MATERIAL TO PROCESS |

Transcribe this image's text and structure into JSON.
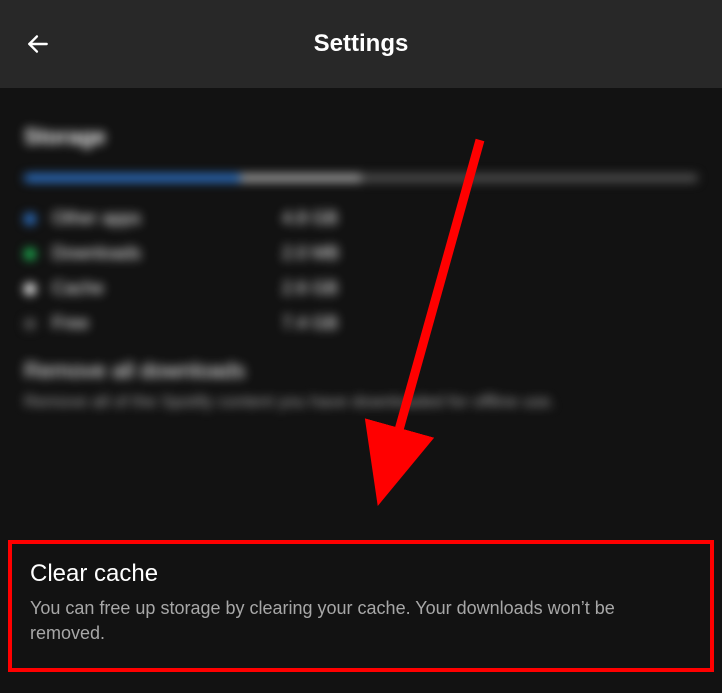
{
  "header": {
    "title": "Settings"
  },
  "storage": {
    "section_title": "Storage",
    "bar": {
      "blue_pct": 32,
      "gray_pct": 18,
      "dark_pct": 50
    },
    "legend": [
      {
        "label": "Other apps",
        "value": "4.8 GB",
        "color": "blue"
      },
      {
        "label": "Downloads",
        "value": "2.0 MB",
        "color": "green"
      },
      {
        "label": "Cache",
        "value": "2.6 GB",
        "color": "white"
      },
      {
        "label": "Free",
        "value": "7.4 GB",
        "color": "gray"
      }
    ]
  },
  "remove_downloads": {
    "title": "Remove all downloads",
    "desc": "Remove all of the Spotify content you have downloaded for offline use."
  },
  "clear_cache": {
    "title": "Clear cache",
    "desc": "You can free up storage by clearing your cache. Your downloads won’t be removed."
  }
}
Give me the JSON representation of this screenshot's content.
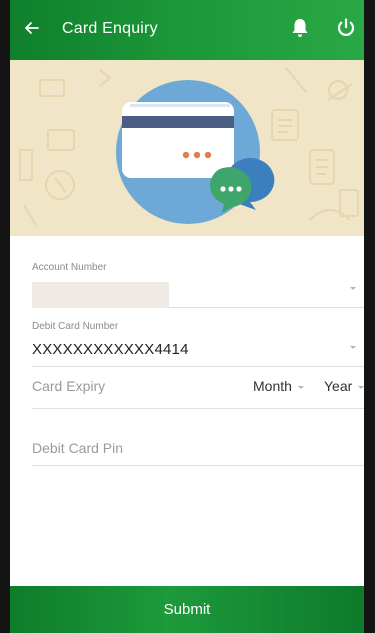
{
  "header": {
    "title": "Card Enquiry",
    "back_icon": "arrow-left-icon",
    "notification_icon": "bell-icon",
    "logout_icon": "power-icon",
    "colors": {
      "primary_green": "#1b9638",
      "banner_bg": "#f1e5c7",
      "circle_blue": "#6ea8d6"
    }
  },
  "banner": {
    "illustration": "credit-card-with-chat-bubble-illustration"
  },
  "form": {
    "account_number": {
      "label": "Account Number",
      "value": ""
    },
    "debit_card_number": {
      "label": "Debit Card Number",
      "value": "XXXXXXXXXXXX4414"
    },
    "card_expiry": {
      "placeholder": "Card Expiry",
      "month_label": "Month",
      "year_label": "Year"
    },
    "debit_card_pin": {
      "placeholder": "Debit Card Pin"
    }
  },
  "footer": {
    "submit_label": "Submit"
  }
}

...

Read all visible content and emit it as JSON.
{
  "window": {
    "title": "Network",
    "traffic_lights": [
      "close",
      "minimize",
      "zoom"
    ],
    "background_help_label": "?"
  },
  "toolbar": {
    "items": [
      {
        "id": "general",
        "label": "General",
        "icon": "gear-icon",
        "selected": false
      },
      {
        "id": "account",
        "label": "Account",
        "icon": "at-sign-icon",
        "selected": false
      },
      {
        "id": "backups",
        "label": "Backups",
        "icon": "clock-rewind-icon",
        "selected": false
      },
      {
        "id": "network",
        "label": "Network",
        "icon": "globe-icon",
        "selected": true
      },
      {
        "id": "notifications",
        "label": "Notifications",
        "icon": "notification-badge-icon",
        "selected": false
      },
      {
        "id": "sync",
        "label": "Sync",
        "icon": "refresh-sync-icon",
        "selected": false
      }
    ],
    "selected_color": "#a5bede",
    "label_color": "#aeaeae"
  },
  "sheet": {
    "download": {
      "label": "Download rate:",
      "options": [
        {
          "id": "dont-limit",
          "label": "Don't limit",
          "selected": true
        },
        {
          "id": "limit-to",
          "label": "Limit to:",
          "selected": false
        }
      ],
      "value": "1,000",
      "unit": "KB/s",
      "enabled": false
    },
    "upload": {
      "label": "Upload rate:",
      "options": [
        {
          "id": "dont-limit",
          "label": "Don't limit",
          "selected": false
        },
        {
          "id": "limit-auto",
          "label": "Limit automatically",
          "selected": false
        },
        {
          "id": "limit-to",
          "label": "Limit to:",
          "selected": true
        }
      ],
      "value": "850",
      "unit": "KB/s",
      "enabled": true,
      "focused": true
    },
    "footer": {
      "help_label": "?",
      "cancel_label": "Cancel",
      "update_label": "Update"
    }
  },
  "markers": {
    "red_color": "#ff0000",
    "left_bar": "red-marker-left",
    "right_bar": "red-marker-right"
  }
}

GIVEN INSTRUCTION | Scan the material above for the string "left" and return the lines that hold it.

EXERCISE ANSWER |
    "back_icon": "arrow-left-icon",
    "left_bar": "red-marker-left",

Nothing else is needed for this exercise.